> GIVEN REQUEST
Lines that include the word "from" are the ones to copy.

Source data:
..............................
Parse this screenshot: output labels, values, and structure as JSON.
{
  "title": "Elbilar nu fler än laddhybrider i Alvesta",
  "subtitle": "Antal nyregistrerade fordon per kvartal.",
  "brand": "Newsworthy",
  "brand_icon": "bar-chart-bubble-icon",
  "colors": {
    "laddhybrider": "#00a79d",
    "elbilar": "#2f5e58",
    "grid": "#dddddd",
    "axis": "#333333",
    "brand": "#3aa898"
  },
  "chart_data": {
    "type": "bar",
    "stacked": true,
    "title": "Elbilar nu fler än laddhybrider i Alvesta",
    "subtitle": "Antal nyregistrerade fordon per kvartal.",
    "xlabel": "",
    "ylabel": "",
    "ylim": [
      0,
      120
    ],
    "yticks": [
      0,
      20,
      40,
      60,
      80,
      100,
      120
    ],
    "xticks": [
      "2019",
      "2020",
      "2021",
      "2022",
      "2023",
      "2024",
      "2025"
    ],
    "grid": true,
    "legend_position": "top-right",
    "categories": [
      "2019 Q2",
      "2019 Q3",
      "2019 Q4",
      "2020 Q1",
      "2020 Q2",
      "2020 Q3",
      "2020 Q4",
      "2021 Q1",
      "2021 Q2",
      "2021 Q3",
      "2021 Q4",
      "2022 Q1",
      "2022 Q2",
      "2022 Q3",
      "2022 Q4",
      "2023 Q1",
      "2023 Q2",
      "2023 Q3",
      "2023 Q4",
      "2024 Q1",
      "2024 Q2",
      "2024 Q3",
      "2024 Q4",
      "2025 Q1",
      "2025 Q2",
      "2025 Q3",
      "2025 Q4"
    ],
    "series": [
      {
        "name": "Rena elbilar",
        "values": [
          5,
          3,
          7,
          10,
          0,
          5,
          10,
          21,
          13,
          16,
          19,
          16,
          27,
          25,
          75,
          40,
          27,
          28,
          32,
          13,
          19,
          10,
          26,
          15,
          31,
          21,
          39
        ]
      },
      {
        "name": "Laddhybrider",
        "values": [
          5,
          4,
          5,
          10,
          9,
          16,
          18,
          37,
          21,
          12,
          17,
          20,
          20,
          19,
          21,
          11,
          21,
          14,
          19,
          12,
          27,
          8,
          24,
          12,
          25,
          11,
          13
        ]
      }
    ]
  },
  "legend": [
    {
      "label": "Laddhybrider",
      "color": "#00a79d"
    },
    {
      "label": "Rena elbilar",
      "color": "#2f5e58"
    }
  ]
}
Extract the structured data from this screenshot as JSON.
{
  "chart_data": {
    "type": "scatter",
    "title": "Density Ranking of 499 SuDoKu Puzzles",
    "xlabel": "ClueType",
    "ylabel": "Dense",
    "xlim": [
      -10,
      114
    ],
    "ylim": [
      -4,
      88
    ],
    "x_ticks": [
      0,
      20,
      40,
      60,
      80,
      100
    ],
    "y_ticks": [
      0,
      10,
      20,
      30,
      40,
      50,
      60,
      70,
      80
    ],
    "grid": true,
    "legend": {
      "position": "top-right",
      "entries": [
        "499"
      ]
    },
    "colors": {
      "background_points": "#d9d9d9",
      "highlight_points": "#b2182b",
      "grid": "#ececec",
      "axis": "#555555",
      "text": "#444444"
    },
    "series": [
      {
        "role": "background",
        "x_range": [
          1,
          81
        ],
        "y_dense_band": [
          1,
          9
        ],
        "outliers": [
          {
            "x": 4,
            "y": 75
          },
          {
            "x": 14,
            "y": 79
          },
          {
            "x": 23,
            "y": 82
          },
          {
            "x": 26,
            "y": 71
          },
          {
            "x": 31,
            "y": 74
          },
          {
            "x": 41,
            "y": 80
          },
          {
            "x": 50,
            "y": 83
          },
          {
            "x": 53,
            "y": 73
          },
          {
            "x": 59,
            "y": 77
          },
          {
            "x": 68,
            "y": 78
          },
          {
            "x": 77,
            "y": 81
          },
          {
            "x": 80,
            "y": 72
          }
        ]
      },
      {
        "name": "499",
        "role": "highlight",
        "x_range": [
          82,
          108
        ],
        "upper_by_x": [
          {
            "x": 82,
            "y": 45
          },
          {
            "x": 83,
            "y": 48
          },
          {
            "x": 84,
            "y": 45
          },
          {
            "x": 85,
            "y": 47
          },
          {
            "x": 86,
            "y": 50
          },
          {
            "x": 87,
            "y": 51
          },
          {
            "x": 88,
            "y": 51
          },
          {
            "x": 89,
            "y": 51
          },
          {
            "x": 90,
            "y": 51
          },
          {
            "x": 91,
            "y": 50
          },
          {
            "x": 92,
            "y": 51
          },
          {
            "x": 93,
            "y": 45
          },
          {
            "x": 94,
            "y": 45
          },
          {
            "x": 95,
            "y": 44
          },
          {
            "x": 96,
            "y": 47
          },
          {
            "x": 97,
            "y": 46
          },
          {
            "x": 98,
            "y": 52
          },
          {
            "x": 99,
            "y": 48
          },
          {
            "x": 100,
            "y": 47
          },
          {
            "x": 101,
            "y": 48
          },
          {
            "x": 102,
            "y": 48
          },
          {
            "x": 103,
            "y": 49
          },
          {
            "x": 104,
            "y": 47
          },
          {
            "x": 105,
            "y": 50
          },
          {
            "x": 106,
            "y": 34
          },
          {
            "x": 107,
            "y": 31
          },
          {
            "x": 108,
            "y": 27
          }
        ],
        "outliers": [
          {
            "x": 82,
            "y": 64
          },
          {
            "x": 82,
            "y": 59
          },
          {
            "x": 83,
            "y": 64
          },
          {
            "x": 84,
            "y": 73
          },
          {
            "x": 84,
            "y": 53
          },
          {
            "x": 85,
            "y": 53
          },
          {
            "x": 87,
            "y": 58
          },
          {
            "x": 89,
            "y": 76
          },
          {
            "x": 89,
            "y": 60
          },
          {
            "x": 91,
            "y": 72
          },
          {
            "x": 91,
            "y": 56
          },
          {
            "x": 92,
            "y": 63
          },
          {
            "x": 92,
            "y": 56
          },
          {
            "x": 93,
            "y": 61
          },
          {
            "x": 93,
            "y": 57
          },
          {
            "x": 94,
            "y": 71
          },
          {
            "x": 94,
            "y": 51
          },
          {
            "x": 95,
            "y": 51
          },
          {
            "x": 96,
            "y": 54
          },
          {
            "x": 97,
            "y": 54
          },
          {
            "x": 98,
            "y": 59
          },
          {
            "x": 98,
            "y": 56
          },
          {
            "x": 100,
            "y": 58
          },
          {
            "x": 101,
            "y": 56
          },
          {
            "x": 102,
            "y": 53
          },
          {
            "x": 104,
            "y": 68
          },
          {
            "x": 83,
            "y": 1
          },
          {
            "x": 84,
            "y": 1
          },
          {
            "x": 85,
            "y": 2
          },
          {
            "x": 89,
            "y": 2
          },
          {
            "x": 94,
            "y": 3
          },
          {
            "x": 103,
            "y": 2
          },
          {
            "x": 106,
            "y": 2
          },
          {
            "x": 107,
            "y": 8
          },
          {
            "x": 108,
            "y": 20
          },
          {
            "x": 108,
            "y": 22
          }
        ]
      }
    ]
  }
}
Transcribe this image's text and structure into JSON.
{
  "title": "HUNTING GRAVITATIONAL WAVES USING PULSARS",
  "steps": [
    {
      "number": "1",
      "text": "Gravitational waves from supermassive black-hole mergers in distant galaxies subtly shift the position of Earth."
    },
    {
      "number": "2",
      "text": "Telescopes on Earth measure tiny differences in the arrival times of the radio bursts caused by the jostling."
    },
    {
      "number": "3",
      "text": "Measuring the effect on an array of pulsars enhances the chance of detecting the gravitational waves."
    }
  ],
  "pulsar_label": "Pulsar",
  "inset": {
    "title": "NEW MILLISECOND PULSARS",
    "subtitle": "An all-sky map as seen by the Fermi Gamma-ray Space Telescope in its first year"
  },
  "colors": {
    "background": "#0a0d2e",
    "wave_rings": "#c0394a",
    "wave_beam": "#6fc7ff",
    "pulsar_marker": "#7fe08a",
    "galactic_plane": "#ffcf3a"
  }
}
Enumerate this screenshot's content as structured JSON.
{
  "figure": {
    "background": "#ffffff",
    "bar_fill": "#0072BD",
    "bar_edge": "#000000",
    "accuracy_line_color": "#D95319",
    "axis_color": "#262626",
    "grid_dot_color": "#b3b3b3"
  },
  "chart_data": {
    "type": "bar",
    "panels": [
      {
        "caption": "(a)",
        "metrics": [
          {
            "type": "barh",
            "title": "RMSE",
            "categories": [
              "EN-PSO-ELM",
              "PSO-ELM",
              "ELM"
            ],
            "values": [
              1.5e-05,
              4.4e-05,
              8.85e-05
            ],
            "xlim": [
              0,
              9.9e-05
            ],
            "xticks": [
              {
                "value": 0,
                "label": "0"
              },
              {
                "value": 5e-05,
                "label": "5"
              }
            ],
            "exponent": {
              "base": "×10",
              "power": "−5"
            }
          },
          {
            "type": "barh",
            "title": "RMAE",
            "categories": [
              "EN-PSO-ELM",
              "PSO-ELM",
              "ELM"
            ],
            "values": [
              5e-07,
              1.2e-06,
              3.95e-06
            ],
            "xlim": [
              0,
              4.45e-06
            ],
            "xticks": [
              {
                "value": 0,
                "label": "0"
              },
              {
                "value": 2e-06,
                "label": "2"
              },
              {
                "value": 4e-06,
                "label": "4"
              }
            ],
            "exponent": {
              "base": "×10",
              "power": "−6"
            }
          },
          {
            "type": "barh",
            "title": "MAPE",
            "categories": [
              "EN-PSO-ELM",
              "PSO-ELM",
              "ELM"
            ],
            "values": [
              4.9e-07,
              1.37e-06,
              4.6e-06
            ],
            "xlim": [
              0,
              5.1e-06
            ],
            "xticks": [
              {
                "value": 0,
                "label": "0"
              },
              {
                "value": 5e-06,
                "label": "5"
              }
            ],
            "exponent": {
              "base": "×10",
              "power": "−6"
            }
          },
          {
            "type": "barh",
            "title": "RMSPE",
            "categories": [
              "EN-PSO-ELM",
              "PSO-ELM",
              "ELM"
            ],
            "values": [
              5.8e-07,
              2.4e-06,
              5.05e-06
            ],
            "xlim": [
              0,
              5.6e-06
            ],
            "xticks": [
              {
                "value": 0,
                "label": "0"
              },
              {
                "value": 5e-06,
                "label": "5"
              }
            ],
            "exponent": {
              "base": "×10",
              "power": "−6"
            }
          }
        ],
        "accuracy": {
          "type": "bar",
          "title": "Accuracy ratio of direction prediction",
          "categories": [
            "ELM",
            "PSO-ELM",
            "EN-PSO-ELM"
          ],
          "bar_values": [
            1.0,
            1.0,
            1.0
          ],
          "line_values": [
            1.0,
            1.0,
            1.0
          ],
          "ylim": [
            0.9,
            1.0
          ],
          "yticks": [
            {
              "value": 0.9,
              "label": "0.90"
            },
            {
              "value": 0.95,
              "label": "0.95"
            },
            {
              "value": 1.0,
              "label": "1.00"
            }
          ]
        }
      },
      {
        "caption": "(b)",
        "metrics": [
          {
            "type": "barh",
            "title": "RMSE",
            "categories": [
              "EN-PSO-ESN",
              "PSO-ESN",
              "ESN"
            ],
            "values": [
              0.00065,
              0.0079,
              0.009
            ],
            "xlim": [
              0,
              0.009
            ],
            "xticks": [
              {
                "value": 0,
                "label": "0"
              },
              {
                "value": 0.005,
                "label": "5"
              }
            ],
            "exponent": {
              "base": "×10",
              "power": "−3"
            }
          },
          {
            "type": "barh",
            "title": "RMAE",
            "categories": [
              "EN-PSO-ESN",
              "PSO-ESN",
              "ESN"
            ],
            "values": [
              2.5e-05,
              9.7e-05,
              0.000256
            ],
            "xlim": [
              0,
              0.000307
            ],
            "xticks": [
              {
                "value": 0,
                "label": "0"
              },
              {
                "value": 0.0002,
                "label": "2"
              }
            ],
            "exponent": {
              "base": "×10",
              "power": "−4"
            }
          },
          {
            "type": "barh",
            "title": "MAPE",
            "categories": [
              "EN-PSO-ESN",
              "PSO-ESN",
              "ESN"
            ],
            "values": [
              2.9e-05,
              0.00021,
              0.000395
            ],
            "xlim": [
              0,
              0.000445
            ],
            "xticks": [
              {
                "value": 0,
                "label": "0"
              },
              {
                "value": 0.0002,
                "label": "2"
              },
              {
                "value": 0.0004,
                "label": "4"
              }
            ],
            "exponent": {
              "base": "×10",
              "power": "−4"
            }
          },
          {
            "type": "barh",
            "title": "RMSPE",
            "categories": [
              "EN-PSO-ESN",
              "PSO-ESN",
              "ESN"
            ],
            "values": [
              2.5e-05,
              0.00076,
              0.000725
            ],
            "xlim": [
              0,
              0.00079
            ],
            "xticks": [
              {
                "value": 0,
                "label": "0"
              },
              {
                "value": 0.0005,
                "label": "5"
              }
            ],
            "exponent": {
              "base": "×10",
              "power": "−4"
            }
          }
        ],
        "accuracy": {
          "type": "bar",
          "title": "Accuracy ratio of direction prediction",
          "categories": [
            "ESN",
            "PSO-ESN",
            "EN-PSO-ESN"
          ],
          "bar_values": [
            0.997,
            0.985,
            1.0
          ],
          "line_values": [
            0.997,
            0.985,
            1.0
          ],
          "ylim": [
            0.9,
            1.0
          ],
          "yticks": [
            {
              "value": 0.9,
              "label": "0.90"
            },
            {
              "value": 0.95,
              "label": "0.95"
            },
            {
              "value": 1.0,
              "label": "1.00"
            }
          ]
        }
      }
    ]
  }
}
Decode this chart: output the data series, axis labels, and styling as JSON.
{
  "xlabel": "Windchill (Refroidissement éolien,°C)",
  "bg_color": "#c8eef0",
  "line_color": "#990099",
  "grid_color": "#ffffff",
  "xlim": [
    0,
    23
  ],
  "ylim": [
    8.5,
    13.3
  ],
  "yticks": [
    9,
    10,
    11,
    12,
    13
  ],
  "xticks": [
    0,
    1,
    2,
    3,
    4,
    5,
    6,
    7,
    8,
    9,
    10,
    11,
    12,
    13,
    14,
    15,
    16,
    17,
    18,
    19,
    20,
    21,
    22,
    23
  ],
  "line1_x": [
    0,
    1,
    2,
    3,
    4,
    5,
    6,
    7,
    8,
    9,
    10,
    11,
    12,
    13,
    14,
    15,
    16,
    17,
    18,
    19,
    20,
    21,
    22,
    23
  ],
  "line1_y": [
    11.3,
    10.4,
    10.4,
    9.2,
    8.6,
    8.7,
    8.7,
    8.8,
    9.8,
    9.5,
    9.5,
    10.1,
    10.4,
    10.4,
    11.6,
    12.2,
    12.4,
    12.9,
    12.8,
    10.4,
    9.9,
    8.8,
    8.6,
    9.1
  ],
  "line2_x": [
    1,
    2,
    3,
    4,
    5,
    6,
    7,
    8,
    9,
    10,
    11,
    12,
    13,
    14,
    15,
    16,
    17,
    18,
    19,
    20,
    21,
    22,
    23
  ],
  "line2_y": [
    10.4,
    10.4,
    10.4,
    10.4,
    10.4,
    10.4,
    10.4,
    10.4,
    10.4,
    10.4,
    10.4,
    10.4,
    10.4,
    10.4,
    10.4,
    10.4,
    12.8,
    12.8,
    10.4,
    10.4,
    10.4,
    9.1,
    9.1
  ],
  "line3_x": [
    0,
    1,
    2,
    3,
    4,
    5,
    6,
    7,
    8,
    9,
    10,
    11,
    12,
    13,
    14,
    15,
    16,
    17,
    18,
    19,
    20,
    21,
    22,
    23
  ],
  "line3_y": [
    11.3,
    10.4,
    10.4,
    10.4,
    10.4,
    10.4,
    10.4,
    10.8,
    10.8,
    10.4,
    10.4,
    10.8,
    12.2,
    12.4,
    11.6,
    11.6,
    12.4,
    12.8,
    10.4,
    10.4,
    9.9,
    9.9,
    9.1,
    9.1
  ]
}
..............................
> FINAL RESULT
Extract the structured data from this screenshot as JSON.
      "text": "Gravitational waves from supermassive black-hole mergers in distant galaxies subtly shift the position of Earth."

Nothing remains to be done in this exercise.